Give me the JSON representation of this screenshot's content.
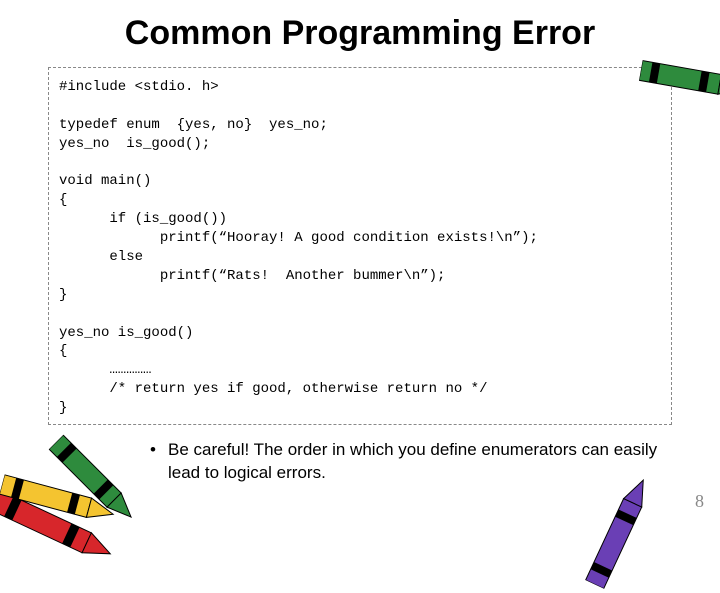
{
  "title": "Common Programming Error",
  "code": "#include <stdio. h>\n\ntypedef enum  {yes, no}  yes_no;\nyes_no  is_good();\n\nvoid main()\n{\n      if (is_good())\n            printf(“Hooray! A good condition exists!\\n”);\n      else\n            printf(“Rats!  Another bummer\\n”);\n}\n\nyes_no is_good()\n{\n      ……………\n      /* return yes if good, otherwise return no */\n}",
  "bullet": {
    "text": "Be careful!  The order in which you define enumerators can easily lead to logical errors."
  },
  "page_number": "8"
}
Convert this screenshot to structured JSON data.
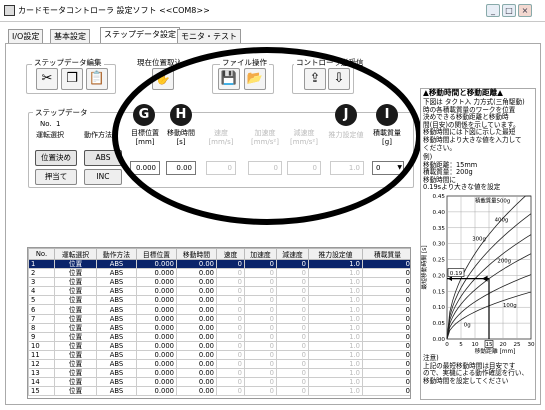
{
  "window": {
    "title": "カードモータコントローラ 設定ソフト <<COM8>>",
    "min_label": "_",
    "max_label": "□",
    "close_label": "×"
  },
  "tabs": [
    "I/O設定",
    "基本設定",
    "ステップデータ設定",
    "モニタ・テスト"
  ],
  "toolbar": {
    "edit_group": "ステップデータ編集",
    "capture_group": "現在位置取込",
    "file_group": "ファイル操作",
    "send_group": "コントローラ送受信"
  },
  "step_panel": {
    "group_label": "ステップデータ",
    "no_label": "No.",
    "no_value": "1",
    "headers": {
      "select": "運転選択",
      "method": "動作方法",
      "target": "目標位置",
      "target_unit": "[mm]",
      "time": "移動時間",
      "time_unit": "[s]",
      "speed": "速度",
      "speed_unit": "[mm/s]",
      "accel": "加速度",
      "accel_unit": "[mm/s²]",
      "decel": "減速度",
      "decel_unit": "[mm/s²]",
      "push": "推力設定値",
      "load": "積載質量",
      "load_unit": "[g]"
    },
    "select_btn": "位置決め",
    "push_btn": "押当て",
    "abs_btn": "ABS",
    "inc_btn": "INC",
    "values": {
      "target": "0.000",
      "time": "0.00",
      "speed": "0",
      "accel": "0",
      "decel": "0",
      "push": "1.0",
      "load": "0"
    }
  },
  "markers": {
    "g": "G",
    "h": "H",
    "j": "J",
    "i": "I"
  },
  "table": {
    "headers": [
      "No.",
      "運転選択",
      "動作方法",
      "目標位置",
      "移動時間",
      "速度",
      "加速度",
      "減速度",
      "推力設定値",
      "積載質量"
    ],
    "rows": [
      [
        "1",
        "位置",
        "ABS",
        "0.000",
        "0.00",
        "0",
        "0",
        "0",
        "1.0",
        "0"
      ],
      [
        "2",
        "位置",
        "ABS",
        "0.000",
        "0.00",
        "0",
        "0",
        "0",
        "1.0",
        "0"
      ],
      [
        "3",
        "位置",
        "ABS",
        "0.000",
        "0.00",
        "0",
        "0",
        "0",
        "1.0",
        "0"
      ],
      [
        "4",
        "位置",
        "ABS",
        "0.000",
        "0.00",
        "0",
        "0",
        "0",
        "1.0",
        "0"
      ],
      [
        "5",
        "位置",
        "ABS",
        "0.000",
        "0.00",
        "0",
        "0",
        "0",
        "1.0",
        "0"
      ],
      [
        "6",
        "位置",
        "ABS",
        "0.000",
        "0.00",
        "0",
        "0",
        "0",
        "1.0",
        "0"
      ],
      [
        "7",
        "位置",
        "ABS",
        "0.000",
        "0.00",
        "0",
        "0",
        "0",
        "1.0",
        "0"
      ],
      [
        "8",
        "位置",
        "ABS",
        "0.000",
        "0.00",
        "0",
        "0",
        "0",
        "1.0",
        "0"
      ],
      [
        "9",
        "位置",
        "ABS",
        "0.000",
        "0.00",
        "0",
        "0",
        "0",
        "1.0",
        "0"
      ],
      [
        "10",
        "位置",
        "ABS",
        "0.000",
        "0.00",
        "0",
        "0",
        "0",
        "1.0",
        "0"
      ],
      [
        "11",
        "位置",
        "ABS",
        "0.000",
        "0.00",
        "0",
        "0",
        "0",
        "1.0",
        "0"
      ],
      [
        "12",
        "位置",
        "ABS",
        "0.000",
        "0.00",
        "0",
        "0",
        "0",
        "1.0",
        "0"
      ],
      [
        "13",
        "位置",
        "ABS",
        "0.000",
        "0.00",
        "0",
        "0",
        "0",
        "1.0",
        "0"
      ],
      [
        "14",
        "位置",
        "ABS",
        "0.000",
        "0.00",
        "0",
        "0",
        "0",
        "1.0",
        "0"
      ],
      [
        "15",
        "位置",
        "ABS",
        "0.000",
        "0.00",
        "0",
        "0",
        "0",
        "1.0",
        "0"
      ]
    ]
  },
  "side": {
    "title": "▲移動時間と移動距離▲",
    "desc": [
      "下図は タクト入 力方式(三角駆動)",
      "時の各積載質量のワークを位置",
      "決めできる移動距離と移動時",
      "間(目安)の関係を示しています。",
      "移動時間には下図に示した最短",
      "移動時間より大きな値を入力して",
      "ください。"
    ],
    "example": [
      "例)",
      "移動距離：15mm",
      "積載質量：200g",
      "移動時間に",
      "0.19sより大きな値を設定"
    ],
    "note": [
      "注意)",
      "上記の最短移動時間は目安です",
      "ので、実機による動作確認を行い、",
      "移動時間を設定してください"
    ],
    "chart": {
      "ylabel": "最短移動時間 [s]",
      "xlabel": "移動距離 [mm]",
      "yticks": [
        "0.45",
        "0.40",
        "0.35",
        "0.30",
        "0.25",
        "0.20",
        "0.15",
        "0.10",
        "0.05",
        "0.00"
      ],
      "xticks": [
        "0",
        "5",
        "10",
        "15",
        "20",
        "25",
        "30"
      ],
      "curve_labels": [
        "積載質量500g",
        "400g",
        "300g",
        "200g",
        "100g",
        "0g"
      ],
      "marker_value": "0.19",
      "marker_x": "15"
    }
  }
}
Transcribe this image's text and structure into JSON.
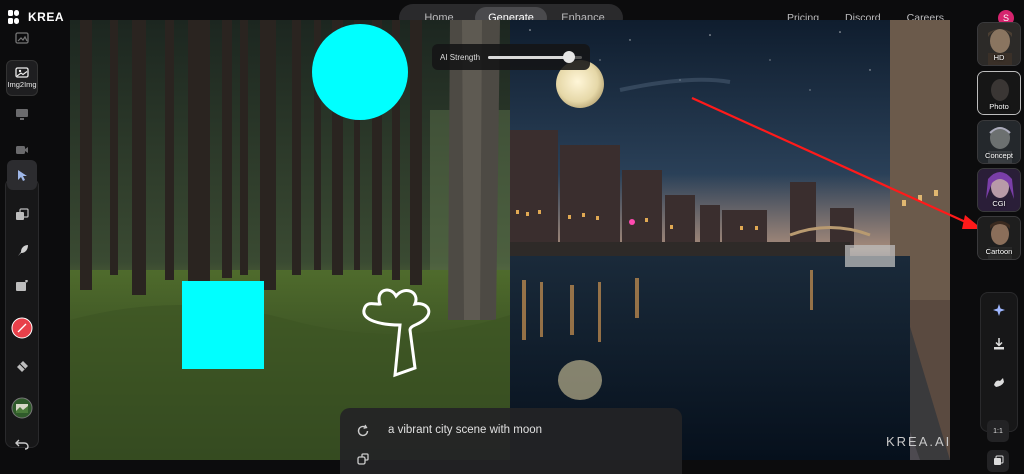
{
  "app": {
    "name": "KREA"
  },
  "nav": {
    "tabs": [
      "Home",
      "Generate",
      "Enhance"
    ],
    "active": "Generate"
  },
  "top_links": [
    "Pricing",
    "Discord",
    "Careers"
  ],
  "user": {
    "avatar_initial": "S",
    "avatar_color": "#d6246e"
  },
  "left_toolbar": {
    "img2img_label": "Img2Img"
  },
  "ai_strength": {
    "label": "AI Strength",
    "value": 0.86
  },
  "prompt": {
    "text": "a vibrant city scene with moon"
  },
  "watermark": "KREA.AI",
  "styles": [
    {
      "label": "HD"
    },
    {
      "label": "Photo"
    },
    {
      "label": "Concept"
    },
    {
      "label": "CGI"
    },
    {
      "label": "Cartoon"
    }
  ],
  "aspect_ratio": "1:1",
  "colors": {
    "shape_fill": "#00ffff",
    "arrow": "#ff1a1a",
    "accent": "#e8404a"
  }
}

---+---

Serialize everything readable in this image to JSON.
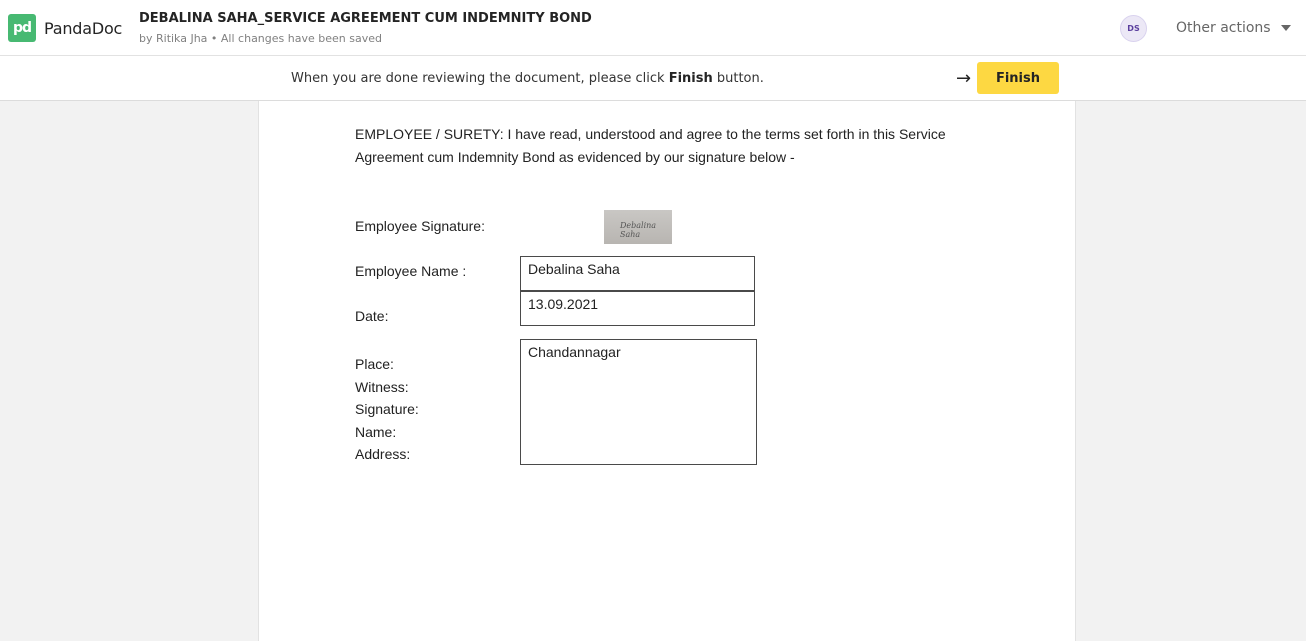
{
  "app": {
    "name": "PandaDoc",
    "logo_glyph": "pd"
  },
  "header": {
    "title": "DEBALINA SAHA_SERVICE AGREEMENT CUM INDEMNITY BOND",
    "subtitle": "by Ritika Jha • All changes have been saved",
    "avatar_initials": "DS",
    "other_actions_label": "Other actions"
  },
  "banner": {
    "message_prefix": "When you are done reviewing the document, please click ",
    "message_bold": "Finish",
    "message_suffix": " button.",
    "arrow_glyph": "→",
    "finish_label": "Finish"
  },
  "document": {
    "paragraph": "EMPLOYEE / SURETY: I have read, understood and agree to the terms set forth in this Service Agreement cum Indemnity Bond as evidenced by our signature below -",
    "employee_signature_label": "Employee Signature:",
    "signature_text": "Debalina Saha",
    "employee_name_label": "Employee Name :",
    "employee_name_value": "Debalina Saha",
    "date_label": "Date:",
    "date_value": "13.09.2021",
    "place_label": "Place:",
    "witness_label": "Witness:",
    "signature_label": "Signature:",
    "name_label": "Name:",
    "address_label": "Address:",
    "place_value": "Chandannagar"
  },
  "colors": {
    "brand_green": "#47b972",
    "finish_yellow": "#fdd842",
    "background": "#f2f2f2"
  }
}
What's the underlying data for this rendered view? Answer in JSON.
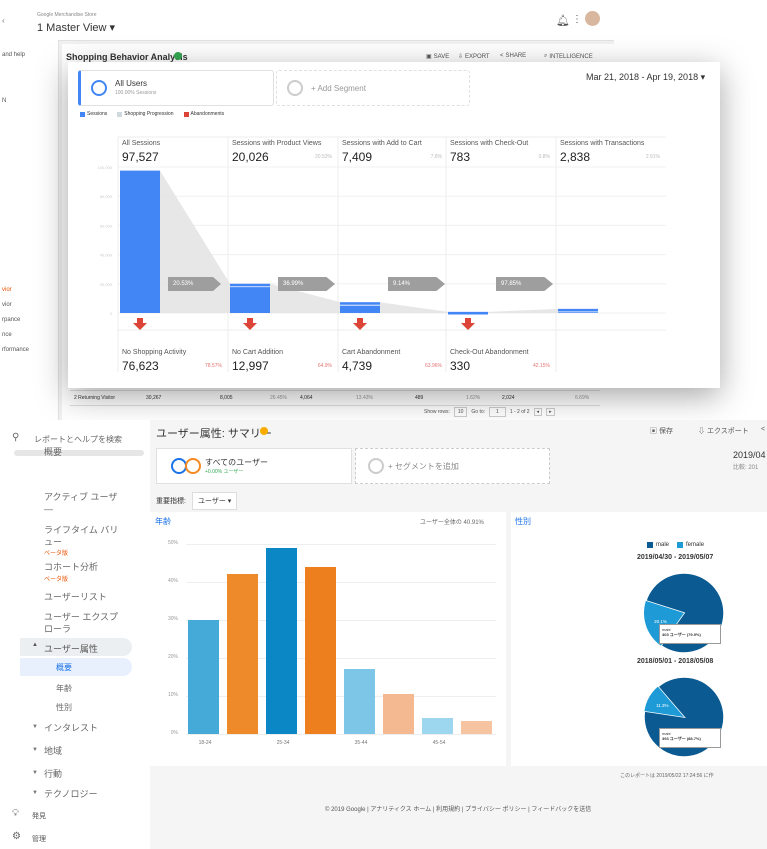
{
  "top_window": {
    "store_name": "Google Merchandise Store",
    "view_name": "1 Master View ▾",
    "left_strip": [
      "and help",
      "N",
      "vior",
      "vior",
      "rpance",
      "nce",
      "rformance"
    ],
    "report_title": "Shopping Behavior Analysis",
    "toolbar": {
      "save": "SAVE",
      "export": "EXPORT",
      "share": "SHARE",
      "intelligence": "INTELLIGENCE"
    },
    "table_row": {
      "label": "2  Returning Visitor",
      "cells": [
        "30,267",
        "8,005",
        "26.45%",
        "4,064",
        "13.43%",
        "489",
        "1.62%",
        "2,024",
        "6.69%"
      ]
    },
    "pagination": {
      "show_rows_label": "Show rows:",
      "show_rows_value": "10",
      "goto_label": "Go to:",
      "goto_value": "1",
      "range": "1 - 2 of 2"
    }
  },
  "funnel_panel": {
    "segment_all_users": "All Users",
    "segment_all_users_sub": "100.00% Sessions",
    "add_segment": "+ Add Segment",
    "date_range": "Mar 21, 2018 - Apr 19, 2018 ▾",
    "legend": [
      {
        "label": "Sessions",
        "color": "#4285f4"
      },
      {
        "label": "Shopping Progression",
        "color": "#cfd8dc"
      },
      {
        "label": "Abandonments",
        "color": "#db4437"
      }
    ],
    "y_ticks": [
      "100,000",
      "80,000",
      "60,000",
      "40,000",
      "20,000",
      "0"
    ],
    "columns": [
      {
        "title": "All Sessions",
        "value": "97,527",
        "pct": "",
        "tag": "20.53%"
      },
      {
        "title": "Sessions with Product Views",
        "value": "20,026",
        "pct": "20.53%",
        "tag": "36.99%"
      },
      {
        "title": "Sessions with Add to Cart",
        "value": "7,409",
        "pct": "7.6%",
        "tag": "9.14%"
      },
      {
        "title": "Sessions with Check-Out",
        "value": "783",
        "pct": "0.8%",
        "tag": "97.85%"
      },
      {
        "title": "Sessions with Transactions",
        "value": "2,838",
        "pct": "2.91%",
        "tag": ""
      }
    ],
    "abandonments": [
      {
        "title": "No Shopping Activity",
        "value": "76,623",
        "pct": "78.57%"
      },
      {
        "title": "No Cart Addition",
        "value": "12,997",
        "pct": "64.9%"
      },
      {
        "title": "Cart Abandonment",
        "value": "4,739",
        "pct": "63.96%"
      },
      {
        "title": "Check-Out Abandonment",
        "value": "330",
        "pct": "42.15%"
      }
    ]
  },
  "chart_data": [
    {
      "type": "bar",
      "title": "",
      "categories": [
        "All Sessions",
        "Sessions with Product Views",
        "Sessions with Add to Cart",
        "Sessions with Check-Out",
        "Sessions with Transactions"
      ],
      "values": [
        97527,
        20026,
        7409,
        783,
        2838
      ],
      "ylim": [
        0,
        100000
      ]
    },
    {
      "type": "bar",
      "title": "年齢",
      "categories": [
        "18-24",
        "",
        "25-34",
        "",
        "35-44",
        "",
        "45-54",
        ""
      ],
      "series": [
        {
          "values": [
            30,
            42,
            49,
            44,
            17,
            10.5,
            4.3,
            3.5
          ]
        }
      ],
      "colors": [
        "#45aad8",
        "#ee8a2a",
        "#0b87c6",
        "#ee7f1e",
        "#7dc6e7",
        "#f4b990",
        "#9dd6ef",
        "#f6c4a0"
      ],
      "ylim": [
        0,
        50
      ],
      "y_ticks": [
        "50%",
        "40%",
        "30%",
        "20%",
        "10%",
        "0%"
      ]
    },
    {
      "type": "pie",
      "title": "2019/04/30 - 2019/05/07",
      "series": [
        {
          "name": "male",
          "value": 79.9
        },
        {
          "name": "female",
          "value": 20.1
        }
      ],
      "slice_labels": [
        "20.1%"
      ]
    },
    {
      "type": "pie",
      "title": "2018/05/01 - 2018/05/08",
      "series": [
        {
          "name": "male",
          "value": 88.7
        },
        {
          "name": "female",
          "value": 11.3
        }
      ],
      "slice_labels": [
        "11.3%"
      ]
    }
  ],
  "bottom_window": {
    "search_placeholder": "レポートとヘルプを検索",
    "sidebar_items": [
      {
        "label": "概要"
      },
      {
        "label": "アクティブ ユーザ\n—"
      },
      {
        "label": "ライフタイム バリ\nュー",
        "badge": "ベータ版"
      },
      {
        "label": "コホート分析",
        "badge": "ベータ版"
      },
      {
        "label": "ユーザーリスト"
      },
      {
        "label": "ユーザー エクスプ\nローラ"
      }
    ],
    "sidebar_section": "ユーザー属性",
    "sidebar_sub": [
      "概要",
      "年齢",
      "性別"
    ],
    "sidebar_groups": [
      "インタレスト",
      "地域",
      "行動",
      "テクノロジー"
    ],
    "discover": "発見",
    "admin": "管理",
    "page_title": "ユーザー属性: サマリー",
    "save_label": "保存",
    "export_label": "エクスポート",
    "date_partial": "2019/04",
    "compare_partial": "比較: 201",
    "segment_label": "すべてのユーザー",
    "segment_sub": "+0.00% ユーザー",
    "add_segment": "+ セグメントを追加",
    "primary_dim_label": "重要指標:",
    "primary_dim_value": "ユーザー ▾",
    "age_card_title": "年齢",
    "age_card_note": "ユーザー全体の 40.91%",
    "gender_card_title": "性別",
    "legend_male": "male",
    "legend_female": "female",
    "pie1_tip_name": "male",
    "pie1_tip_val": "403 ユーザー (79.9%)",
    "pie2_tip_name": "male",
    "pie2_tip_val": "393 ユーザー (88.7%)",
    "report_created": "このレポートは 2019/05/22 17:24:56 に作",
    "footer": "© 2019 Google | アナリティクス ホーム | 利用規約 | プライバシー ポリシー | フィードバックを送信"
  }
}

---+---

Short task: Pick out the lines that contain "Product" and copy them.

Complete answer:
        "title": "Sessions with Product Views",
        "Sessions with Product Views",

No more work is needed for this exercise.